Dataset records:
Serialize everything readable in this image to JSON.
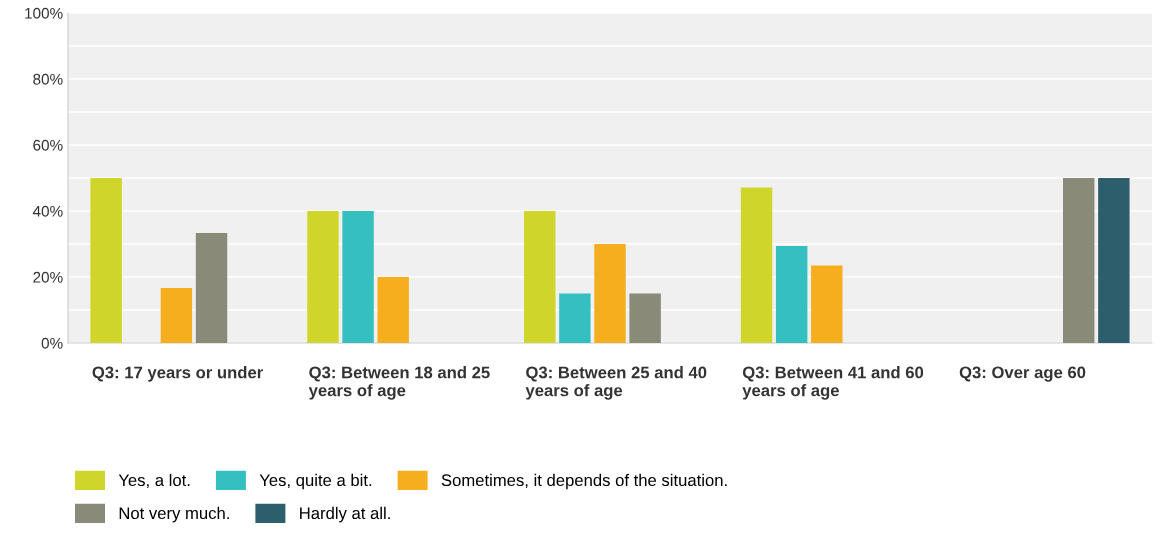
{
  "chart_data": {
    "type": "bar",
    "categories": [
      "Q3: 17 years or under",
      "Q3: Between 18 and 25 years of age",
      "Q3: Between 25 and 40 years of age",
      "Q3: Between 41 and 60 years of age",
      "Q3: Over age 60"
    ],
    "series": [
      {
        "name": "Yes, a lot.",
        "color": "#cfd52a",
        "values": [
          50,
          40,
          40,
          47.1,
          0
        ]
      },
      {
        "name": "Yes, quite a bit.",
        "color": "#35bfc1",
        "values": [
          0,
          40,
          15,
          29.4,
          0
        ]
      },
      {
        "name": "Sometimes, it depends of the situation.",
        "color": "#f6ae1f",
        "values": [
          16.7,
          20,
          30,
          23.5,
          0
        ]
      },
      {
        "name": "Not very much.",
        "color": "#8a8a78",
        "values": [
          33.3,
          0,
          15,
          0,
          50
        ]
      },
      {
        "name": "Hardly at all.",
        "color": "#2d5e6c",
        "values": [
          0,
          0,
          0,
          0,
          50
        ]
      }
    ],
    "ylim": [
      0,
      100
    ],
    "yticks": [
      {
        "value": 0,
        "label": "0%"
      },
      {
        "value": 10,
        "label": null
      },
      {
        "value": 20,
        "label": "20%"
      },
      {
        "value": 30,
        "label": null
      },
      {
        "value": 40,
        "label": "40%"
      },
      {
        "value": 50,
        "label": null
      },
      {
        "value": 60,
        "label": "60%"
      },
      {
        "value": 70,
        "label": null
      },
      {
        "value": 80,
        "label": "80%"
      },
      {
        "value": 90,
        "label": null
      },
      {
        "value": 100,
        "label": "100%"
      }
    ],
    "grid": "y",
    "legend": "bottom"
  }
}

| Stated goal |
Leave out the pictures and give the rest of the records again exactly.

| Solution |
Serialize everything readable in this image to JSON.
{
  "chart_data": {
    "type": "bar",
    "categories": [
      "Q3: 17 years or under",
      "Q3: Between 18 and 25 years of age",
      "Q3: Between 25 and 40 years of age",
      "Q3: Between 41 and 60 years of age",
      "Q3: Over age 60"
    ],
    "series": [
      {
        "name": "Yes, a lot.",
        "color": "#cfd52a",
        "values": [
          50,
          40,
          40,
          47.1,
          0
        ]
      },
      {
        "name": "Yes, quite a bit.",
        "color": "#35bfc1",
        "values": [
          0,
          40,
          15,
          29.4,
          0
        ]
      },
      {
        "name": "Sometimes, it depends of the situation.",
        "color": "#f6ae1f",
        "values": [
          16.7,
          20,
          30,
          23.5,
          0
        ]
      },
      {
        "name": "Not very much.",
        "color": "#8a8a78",
        "values": [
          33.3,
          0,
          15,
          0,
          50
        ]
      },
      {
        "name": "Hardly at all.",
        "color": "#2d5e6c",
        "values": [
          0,
          0,
          0,
          0,
          50
        ]
      }
    ],
    "ylim": [
      0,
      100
    ],
    "yticks": [
      {
        "value": 0,
        "label": "0%"
      },
      {
        "value": 10,
        "label": null
      },
      {
        "value": 20,
        "label": "20%"
      },
      {
        "value": 30,
        "label": null
      },
      {
        "value": 40,
        "label": "40%"
      },
      {
        "value": 50,
        "label": null
      },
      {
        "value": 60,
        "label": "60%"
      },
      {
        "value": 70,
        "label": null
      },
      {
        "value": 80,
        "label": "80%"
      },
      {
        "value": 90,
        "label": null
      },
      {
        "value": 100,
        "label": "100%"
      }
    ],
    "grid": "y",
    "legend": "bottom"
  }
}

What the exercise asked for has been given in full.